#### DIRECTIONS FOR THIS TASK
Rewrite every line of the items below as a JSON list of strings, one string per line, leaving out blank lines and the pictures.

───── EXCERPTED DATA

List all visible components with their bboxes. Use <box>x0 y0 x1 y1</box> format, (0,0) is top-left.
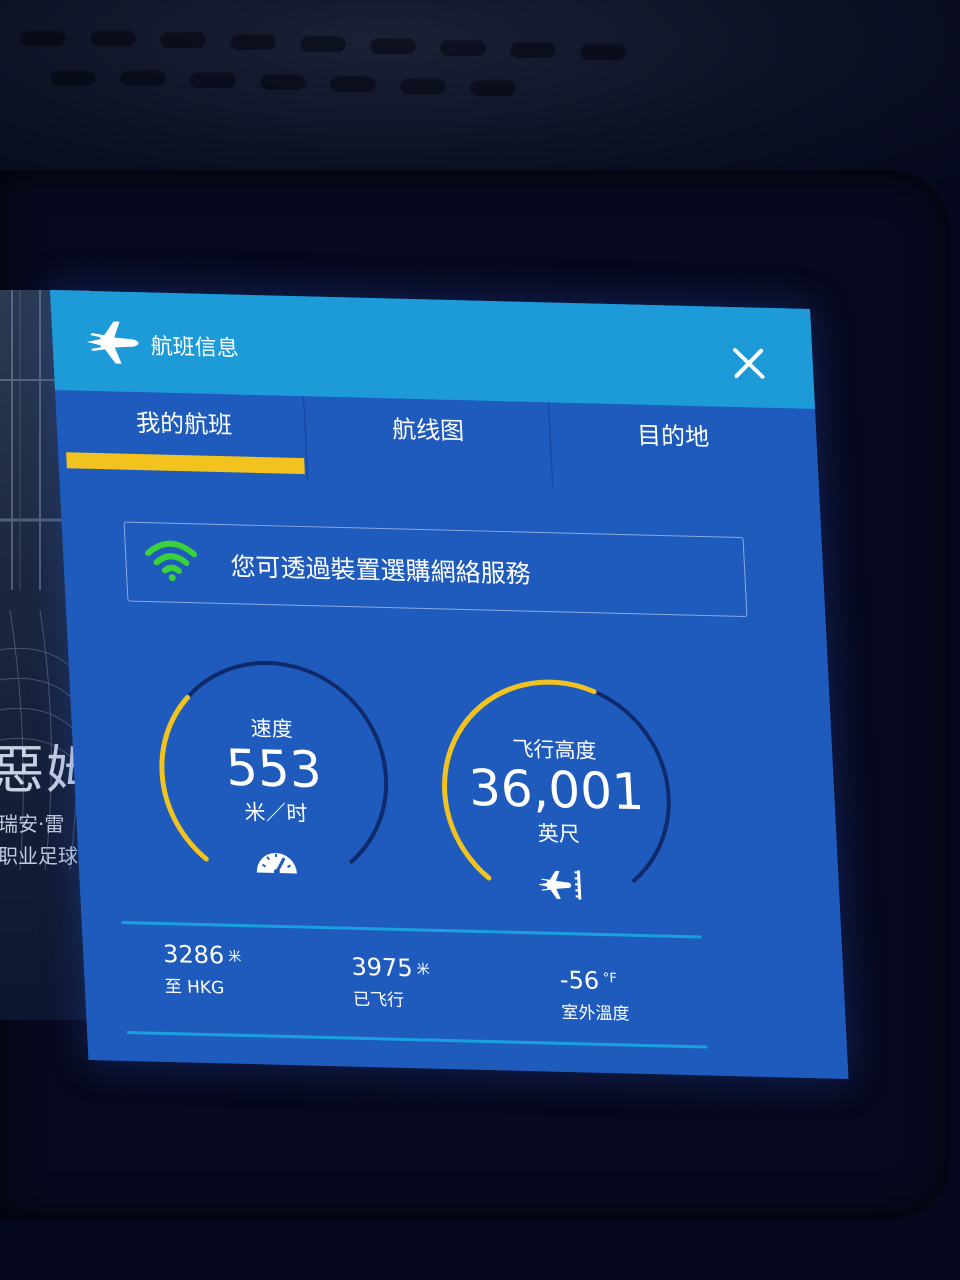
outside-temperature: -56 °F 室外溫度 <box>559 966 630 1025</box>
distance-to-destination: 3286 米 至 HKG <box>162 940 243 999</box>
distance-to-destination-label: 至 HKG <box>164 977 225 999</box>
panel-title: 航班信息 <box>150 334 240 362</box>
distance-flown-value: 3975 <box>350 952 414 983</box>
close-icon[interactable] <box>730 345 768 382</box>
wifi-icon <box>145 540 198 582</box>
outside-temperature-unit: °F <box>602 970 618 987</box>
ife-screen: 惡姆 瑞安·雷 职业足球 航班信息 我的航班 航线图 目的地 您可透過裝置選購網… <box>0 0 960 1280</box>
distance-flown-label: 已飞行 <box>352 989 405 1011</box>
distance-flown-unit: 米 <box>416 962 431 978</box>
tab-route-map[interactable]: 航线图 <box>304 396 553 486</box>
distance-to-destination-unit: 米 <box>227 949 242 965</box>
altitude-unit: 英尺 <box>537 821 581 847</box>
speed-gauge: 速度 553 米／时 <box>148 652 400 898</box>
altitude-plane-icon <box>538 870 582 900</box>
background-subtitle: 职业足球 <box>0 844 78 868</box>
panel-header: 航班信息 <box>50 290 815 409</box>
altitude-value: 36,001 <box>467 758 646 822</box>
tab-bar: 我的航班 航线图 目的地 <box>55 390 820 499</box>
flight-info-panel: 航班信息 我的航班 航线图 目的地 您可透過裝置選購網絡服務 速度 553 米／… <box>50 290 849 1079</box>
speed-value: 553 <box>224 738 323 800</box>
airplane-icon <box>86 321 139 364</box>
altitude-gauge: 飞行高度 36,001 英尺 <box>431 671 683 917</box>
stats-divider-top <box>121 921 702 939</box>
background-subtitle: 瑞安·雷 <box>0 812 65 836</box>
vent-grille <box>0 30 960 110</box>
tab-destination[interactable]: 目的地 <box>549 402 798 492</box>
outside-temperature-label: 室外溫度 <box>561 1002 631 1025</box>
wifi-message: 您可透過裝置選購網絡服務 <box>229 552 532 589</box>
wifi-banner[interactable]: 您可透過裝置選購網絡服務 <box>123 521 748 618</box>
stats-divider-bottom <box>127 1031 708 1049</box>
outside-temperature-value: -56 <box>559 965 600 995</box>
distance-to-destination-value: 3286 <box>162 940 225 970</box>
distance-flown: 3975 米 已飞行 <box>351 953 432 1012</box>
speedometer-icon <box>256 852 297 875</box>
speed-unit: 米／时 <box>243 800 308 826</box>
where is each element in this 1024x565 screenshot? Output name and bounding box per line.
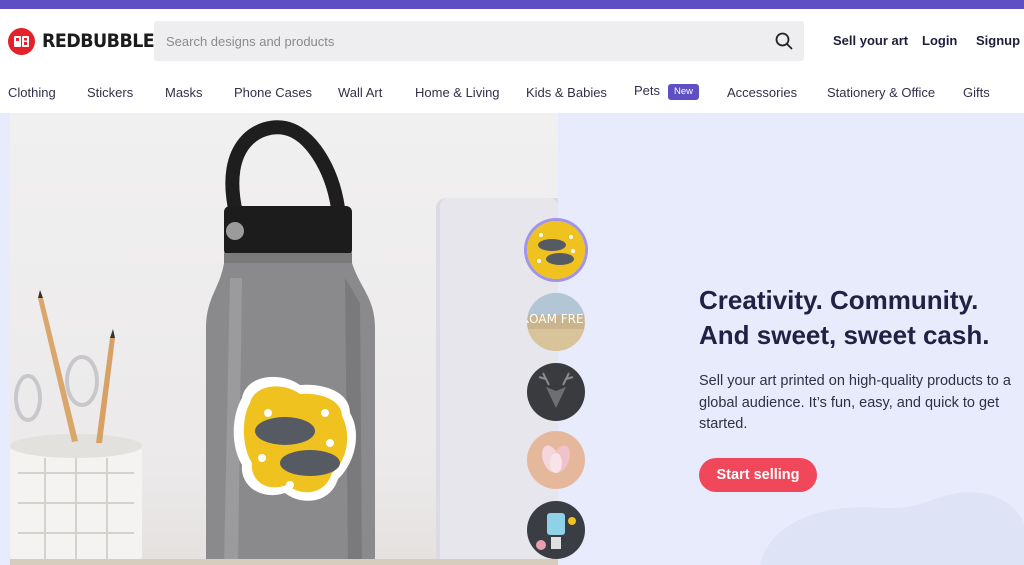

──────────

#### FULL ANSWER
[
  "List all visible components with their bboxes. Use <box>x0 y0 x1 y1</box> format, (0,0) is top-left.",
  "outside-temperature: -56 °F 室外溫度 <box>559 966 630 1025</box>",
  "distance-to-destination: 3286 米 至 HKG <box>162 940 243 999</box>",
  "distance-to-destination-label: 至 HKG <box>164 977 225 999</box>",
  "panel-title: 航班信息 <box>150 334 240 362</box>",
  "distance-flown-value: 3975 <box>350 952 414 983</box>",
  "close-icon[interactable] <box>730 345 768 382</box>",
  "wifi-icon <box>145 540 198 582</box>",
  "outside-temperature-unit: °F <box>602 970 618 987</box>",
  "ife-screen: 惡姆 瑞安·雷 职业足球 航班信息 我的航班 航线图 目的地 您可透過裝置選購網… <box>0 0 960 1280</box>",
  "distance-flown-label: 已飞行 <box>352 989 405 1011</box>",
  "distance-flown-unit: 米 <box>416 962 431 978</box>",
  "tab-route-map[interactable]: 航线图 <box>304 396 553 486</box>",
  "distance-to-destination-unit: 米 <box>227 949 242 965</box>",
  "altitude-unit: 英尺 <box>537 821 581 847</box>",
  "speed-gauge: 速度 553 米／时 <box>148 652 400 898</box>",
  "altitude-plane-icon <box>538 870 582 900</box>",
  "background-subtitle: 职业足球 <box>0 844 78 868</box>",
  "panel-header: 航班信息 <box>50 290 815 409</box>",
  "altitude-value: 36,001 <box>467 758 646 822</box>",
  "tab-bar: 我的航班 航线图 目的地 <box>55 390 820 499</box>",
  "flight-info-panel: 航班信息 我的航班 航线图 目的地 您可透過裝置選購網絡服務 速度 553 米／… <box>50 290 849 1079</box>",
  "speed-value: 553 <box>224 738 323 800</box>",
  "airplane-icon <box>86 321 139 364</box>",
  "altitude-gauge: 飞行高度 36,001 英尺 <box>431 671 683 917</box>",
  "stats-divider-top <box>121 921 702 939</box>",
  "background-subtitle: 瑞安·雷 <box>0 812 65 836</box>",
  "vent-grille <box>0 30 960 110</box>",
  "tab-destination[interactable]: 目的地 <box>549 402 798 492</box>",
  "outside-temperature-label: 室外溫度 <box>561 1002 631 1025</box>",
  "wifi-message: 您可透過裝置選購網絡服務 <box>229 552 532 589</box>",
  "wifi-banner[interactable]: 您可透過裝置選購網絡服務 <box>123 521 748 618</box>",
  "stats-divider-bottom <box>127 1031 708 1049</box>",
  "outside-temperature-value: -56 <box>559 965 600 995</box>",
  "distance-to-destination-value: 3286 <box>162 940 225 970</box>",
  "distance-flown: 3975 米 已飞行 <box>351 953 432 1012</box>",
  "speedometer-icon <box>256 852 297 875</box>",
  "speed-unit: 米／时 <box>243 800 308 826</box>",
  "where is each element in this 1024x565 screenshot? Output name and bounding box per line."
]